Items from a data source
•••••

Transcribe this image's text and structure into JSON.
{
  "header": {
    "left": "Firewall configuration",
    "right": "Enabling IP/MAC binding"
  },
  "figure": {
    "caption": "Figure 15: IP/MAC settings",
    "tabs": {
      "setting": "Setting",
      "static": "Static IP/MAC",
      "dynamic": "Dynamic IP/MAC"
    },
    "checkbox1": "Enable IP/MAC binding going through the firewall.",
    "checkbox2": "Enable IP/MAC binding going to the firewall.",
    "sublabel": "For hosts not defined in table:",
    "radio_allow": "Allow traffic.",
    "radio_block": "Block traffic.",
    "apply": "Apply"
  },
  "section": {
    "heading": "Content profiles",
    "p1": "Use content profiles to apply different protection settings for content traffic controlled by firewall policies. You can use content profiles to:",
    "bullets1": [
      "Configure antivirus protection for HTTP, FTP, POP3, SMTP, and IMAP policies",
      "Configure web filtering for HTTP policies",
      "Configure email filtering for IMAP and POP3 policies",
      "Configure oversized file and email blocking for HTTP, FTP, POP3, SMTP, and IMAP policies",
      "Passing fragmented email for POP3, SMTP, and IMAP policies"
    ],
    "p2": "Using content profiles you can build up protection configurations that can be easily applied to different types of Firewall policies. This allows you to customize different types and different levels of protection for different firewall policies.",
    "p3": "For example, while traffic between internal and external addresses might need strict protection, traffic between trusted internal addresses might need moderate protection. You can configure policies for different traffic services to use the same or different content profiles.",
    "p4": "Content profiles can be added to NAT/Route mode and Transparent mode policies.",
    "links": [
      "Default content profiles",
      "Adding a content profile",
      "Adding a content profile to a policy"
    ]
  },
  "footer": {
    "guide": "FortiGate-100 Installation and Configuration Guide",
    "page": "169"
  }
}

•••••

§ **Activity**
Set down the data exactly.

§ **Solution below**
Transcribe this image's text and structure into JSON.
{
  "header": {
    "left": "Firewall configuration",
    "right": "Enabling IP/MAC binding"
  },
  "figure": {
    "caption": "Figure 15: IP/MAC settings",
    "tabs": {
      "setting": "Setting",
      "static": "Static IP/MAC",
      "dynamic": "Dynamic IP/MAC"
    },
    "checkbox1": "Enable IP/MAC binding going through the firewall.",
    "checkbox2": "Enable IP/MAC binding going to the firewall.",
    "sublabel": "For hosts not defined in table:",
    "radio_allow": "Allow traffic.",
    "radio_block": "Block traffic.",
    "apply": "Apply"
  },
  "section": {
    "heading": "Content profiles",
    "p1": "Use content profiles to apply different protection settings for content traffic controlled by firewall policies. You can use content profiles to:",
    "bullets1": [
      "Configure antivirus protection for HTTP, FTP, POP3, SMTP, and IMAP policies",
      "Configure web filtering for HTTP policies",
      "Configure email filtering for IMAP and POP3 policies",
      "Configure oversized file and email blocking for HTTP, FTP, POP3, SMTP, and IMAP policies",
      "Passing fragmented email for POP3, SMTP, and IMAP policies"
    ],
    "p2": "Using content profiles you can build up protection configurations that can be easily applied to different types of Firewall policies. This allows you to customize different types and different levels of protection for different firewall policies.",
    "p3": "For example, while traffic between internal and external addresses might need strict protection, traffic between trusted internal addresses might need moderate protection. You can configure policies for different traffic services to use the same or different content profiles.",
    "p4": "Content profiles can be added to NAT/Route mode and Transparent mode policies.",
    "links": [
      "Default content profiles",
      "Adding a content profile",
      "Adding a content profile to a policy"
    ]
  },
  "footer": {
    "guide": "FortiGate-100 Installation and Configuration Guide",
    "page": "169"
  }
}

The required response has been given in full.